# Given instruction
Identify and reproduce every line holding the string "size".

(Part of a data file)
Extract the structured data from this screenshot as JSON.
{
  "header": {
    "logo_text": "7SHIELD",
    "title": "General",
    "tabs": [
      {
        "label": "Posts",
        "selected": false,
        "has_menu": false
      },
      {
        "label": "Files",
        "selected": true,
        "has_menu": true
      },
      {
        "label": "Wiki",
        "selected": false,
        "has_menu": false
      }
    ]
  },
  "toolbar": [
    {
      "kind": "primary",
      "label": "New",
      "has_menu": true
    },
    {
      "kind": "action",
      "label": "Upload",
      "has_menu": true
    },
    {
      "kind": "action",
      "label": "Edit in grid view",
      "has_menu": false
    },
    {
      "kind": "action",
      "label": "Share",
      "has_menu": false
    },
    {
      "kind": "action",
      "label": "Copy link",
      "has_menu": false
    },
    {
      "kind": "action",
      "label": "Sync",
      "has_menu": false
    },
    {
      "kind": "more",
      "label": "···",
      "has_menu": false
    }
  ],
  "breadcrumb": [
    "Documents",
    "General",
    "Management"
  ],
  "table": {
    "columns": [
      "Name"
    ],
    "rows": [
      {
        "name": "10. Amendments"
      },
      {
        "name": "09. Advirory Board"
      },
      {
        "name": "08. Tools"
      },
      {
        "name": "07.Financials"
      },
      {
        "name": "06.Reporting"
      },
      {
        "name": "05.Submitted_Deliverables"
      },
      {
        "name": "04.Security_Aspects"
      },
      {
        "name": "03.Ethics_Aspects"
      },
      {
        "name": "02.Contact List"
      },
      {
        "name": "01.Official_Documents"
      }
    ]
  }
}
...
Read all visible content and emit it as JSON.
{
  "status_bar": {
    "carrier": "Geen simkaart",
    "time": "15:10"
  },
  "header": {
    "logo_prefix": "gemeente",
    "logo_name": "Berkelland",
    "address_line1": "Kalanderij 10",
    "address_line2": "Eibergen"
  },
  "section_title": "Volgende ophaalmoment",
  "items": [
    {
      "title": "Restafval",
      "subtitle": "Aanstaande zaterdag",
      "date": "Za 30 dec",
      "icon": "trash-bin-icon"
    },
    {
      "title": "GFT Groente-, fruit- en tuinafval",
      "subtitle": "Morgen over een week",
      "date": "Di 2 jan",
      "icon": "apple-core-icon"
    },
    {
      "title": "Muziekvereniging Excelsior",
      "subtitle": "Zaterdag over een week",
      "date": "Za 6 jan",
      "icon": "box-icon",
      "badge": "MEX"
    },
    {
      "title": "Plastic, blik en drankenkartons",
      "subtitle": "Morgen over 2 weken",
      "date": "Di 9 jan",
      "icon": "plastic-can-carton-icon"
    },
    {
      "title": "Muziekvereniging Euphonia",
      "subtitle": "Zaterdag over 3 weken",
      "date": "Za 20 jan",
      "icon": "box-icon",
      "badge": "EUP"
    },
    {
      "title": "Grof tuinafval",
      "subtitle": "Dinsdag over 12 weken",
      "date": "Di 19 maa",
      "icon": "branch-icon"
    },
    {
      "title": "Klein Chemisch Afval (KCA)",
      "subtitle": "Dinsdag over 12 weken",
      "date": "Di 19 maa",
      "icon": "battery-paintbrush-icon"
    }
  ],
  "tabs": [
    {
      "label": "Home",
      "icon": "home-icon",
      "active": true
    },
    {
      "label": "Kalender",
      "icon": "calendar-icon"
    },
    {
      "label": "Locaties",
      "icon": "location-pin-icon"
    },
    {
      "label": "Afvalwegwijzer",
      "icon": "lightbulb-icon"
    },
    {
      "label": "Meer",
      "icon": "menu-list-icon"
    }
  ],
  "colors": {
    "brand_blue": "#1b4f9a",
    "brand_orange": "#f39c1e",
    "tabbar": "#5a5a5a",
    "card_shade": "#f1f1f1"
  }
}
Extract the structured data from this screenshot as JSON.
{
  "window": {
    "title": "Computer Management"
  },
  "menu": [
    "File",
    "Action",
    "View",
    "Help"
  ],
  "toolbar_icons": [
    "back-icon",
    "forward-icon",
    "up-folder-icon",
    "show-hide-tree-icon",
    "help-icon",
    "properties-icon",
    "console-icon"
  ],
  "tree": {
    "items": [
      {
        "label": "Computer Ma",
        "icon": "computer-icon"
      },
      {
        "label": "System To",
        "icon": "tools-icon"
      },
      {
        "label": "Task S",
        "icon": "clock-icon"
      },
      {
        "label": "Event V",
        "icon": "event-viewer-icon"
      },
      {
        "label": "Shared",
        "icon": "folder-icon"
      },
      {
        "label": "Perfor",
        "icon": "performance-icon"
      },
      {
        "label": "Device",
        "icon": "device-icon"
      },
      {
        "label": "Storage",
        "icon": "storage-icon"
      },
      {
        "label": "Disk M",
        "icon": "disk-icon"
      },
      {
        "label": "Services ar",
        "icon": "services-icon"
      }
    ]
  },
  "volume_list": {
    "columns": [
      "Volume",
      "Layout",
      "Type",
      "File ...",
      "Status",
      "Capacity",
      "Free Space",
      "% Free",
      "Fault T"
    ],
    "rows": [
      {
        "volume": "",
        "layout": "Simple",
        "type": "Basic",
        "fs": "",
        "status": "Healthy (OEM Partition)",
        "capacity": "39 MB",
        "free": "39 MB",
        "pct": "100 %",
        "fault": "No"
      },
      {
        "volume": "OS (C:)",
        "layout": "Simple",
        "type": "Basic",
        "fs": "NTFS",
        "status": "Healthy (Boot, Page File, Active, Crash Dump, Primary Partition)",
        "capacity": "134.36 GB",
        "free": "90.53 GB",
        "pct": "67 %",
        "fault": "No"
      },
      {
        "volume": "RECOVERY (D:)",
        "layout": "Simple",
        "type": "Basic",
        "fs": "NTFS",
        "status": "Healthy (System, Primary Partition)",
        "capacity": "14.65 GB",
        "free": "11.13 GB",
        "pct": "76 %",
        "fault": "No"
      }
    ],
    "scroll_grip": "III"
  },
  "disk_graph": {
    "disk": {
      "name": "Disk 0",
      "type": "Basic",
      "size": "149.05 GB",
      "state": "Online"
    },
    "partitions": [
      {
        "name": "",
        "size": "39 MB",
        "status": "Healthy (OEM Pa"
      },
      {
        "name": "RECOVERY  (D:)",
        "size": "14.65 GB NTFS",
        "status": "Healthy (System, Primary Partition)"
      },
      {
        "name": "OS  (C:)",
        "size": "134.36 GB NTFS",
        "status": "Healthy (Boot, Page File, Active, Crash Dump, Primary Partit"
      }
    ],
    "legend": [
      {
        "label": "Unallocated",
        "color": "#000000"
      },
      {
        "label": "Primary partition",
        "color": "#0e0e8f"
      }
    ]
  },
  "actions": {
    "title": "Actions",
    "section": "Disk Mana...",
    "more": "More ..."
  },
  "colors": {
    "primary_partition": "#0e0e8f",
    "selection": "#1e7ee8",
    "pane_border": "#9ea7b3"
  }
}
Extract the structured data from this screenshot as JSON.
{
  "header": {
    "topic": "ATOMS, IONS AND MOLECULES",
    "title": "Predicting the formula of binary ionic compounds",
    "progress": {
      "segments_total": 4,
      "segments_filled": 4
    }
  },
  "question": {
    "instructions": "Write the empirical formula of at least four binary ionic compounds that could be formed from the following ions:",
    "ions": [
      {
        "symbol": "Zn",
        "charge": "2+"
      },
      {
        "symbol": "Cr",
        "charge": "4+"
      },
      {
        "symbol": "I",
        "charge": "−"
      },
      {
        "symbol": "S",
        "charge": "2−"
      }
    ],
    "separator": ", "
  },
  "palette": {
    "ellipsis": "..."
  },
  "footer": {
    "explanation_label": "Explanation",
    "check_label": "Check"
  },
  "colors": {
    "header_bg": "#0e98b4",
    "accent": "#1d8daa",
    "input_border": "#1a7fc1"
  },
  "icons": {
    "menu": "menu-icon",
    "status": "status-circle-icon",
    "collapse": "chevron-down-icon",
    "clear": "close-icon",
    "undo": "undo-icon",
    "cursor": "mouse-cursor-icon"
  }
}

# Expected answer
      "size": "149.05 GB",
        "size": "39 MB",
        "size": "14.65 GB NTFS",
        "size": "134.36 GB NTFS",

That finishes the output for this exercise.